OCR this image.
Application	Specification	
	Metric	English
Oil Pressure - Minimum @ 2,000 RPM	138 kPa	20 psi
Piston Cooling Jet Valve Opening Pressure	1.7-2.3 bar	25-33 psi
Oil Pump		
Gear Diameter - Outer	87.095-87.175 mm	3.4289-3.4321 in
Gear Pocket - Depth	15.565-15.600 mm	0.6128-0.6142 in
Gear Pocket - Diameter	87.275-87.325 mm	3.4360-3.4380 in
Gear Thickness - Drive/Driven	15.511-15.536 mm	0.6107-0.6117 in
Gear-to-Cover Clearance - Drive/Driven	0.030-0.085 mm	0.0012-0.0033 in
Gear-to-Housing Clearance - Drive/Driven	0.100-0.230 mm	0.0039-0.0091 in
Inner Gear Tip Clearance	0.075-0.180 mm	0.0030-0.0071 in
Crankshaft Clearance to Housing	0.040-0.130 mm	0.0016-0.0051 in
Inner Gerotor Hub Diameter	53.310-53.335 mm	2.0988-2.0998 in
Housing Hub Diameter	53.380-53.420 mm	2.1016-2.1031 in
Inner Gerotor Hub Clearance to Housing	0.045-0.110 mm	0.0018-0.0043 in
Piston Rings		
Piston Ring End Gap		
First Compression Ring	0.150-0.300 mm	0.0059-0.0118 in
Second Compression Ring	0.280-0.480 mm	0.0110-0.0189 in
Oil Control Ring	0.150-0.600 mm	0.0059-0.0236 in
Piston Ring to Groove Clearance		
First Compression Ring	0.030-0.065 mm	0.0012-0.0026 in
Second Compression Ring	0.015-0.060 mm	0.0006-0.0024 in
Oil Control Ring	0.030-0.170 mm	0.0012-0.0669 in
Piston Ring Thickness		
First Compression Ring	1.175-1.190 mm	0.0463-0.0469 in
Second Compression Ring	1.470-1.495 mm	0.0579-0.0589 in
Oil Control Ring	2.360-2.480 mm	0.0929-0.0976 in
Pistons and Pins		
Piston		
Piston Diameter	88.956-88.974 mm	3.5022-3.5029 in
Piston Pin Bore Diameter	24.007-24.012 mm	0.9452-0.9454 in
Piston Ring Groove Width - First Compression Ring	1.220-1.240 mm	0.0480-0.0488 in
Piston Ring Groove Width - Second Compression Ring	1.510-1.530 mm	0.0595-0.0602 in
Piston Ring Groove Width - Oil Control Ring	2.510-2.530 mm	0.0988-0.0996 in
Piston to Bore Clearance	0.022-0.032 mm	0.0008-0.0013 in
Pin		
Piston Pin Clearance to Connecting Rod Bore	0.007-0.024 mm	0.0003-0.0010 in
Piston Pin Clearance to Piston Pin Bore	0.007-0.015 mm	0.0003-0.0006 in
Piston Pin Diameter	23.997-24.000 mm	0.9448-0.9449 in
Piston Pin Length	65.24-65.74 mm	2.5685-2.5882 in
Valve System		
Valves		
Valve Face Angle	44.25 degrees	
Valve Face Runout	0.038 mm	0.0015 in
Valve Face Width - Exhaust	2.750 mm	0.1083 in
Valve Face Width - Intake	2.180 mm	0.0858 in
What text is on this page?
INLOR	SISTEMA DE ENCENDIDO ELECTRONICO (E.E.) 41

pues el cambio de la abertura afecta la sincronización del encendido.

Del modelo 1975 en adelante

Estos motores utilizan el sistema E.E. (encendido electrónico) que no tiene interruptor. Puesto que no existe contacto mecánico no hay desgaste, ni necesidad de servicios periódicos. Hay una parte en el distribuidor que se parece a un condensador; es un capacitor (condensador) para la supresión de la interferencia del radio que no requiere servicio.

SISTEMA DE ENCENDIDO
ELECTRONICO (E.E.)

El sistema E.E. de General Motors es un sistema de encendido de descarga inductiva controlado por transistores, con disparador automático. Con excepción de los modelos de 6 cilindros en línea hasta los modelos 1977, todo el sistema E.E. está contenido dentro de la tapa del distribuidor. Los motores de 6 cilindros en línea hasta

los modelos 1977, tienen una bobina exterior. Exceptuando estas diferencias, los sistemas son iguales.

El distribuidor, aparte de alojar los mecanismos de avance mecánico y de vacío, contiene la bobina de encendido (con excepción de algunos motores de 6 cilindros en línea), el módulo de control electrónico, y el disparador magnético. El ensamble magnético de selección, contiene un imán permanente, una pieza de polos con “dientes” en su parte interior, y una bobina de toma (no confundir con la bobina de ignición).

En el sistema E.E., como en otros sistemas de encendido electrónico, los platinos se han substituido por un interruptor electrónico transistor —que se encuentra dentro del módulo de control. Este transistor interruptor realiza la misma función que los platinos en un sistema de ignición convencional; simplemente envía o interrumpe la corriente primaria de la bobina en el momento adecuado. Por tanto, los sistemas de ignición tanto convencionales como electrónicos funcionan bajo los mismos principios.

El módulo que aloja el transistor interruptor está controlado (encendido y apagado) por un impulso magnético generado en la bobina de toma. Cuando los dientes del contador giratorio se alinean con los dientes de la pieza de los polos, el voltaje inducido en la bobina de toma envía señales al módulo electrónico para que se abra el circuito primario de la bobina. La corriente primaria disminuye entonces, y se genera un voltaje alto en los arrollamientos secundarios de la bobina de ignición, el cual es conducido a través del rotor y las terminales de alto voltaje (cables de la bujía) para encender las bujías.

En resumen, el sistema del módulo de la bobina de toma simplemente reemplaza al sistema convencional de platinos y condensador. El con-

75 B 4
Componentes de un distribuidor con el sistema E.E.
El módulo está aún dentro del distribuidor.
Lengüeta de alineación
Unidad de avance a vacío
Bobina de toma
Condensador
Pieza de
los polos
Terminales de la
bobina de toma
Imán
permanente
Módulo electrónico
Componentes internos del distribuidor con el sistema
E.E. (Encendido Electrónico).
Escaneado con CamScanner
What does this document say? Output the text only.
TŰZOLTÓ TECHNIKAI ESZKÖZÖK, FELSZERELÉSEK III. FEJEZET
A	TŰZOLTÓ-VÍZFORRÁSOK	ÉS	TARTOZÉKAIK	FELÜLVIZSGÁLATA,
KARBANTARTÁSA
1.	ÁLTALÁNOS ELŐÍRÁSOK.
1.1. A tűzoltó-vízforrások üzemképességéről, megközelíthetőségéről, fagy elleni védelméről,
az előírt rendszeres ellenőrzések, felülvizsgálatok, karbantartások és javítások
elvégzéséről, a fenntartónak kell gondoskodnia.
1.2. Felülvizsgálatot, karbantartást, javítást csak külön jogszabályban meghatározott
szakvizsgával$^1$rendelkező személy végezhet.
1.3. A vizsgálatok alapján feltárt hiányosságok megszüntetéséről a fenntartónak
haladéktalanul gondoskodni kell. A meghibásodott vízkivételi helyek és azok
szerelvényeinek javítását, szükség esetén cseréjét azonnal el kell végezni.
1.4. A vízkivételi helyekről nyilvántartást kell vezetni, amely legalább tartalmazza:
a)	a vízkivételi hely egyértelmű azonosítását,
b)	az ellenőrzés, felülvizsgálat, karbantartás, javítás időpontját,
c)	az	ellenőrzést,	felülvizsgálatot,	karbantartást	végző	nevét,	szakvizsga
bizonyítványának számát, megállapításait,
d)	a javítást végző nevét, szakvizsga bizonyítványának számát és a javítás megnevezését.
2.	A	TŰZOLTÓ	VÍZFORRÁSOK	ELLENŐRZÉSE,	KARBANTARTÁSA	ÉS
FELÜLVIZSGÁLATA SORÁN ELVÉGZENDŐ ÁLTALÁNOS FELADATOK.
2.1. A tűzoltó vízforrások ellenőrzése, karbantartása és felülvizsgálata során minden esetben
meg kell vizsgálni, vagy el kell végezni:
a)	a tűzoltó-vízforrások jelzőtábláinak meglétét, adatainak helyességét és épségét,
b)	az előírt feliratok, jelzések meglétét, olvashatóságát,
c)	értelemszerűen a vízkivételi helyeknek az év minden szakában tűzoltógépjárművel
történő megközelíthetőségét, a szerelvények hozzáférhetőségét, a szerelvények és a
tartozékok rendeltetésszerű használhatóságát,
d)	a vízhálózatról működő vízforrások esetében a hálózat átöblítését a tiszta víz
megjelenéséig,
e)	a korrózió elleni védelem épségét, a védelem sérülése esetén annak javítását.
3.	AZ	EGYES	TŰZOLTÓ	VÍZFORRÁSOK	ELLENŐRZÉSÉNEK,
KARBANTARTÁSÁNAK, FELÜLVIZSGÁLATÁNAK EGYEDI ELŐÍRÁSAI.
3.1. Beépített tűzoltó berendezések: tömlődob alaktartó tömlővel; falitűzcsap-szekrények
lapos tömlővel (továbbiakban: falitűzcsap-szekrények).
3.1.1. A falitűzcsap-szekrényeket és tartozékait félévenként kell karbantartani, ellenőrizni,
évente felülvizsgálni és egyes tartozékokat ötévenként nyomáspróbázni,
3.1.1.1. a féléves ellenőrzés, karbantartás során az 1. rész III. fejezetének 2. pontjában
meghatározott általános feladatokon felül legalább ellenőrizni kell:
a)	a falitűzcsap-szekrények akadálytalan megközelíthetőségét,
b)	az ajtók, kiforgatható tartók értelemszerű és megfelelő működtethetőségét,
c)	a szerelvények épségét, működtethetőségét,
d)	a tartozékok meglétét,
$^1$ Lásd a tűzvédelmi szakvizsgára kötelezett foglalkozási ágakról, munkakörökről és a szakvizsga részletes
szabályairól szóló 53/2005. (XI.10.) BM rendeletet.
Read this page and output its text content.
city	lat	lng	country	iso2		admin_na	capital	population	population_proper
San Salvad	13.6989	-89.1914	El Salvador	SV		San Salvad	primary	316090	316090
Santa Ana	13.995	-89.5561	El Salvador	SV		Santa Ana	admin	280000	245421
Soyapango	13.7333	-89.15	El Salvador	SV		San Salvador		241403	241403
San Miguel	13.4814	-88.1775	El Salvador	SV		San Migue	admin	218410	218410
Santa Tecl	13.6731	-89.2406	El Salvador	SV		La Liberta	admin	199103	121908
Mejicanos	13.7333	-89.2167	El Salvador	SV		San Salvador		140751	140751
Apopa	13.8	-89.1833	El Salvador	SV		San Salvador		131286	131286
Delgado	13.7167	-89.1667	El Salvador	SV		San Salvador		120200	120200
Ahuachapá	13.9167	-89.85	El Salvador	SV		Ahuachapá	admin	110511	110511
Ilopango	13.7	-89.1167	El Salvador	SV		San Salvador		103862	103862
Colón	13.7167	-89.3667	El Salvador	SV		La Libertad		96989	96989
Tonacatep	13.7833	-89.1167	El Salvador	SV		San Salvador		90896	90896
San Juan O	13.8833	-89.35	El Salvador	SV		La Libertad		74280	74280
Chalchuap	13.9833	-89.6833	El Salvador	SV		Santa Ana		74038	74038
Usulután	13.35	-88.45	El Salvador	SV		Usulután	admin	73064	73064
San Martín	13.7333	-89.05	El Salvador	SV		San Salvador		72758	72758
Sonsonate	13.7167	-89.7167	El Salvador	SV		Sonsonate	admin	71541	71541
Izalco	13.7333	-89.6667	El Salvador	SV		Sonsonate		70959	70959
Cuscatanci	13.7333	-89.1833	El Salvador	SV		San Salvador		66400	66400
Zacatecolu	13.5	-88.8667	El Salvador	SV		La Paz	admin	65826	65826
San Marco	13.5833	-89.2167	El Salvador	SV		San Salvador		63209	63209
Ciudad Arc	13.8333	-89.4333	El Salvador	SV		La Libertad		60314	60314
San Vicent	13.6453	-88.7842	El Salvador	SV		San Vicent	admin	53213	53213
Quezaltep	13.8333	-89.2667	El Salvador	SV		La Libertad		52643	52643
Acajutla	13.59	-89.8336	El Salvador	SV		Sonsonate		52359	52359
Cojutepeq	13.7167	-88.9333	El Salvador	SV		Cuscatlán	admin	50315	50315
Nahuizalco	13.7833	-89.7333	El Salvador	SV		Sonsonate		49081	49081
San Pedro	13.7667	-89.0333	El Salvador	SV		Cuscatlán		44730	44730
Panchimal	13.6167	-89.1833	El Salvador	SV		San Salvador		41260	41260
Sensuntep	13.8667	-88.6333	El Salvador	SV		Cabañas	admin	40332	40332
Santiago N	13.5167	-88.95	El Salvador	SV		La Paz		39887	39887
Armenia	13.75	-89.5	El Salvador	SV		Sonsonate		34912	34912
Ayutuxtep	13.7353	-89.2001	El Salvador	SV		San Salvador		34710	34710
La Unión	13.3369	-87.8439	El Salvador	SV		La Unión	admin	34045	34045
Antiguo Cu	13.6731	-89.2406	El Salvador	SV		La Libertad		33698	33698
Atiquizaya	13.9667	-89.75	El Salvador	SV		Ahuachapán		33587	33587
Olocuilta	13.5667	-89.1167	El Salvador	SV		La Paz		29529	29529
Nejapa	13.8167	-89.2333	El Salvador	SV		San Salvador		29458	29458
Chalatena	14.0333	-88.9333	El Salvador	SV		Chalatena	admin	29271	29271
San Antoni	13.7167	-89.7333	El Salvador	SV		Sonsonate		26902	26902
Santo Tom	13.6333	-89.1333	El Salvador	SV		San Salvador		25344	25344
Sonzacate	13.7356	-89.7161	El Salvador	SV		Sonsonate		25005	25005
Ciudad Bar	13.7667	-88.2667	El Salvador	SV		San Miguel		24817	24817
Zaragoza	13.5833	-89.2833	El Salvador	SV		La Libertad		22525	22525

→ Task statement:
Count the lines in which the string "előírt" appears, then report only that figure.

→ Task response:
2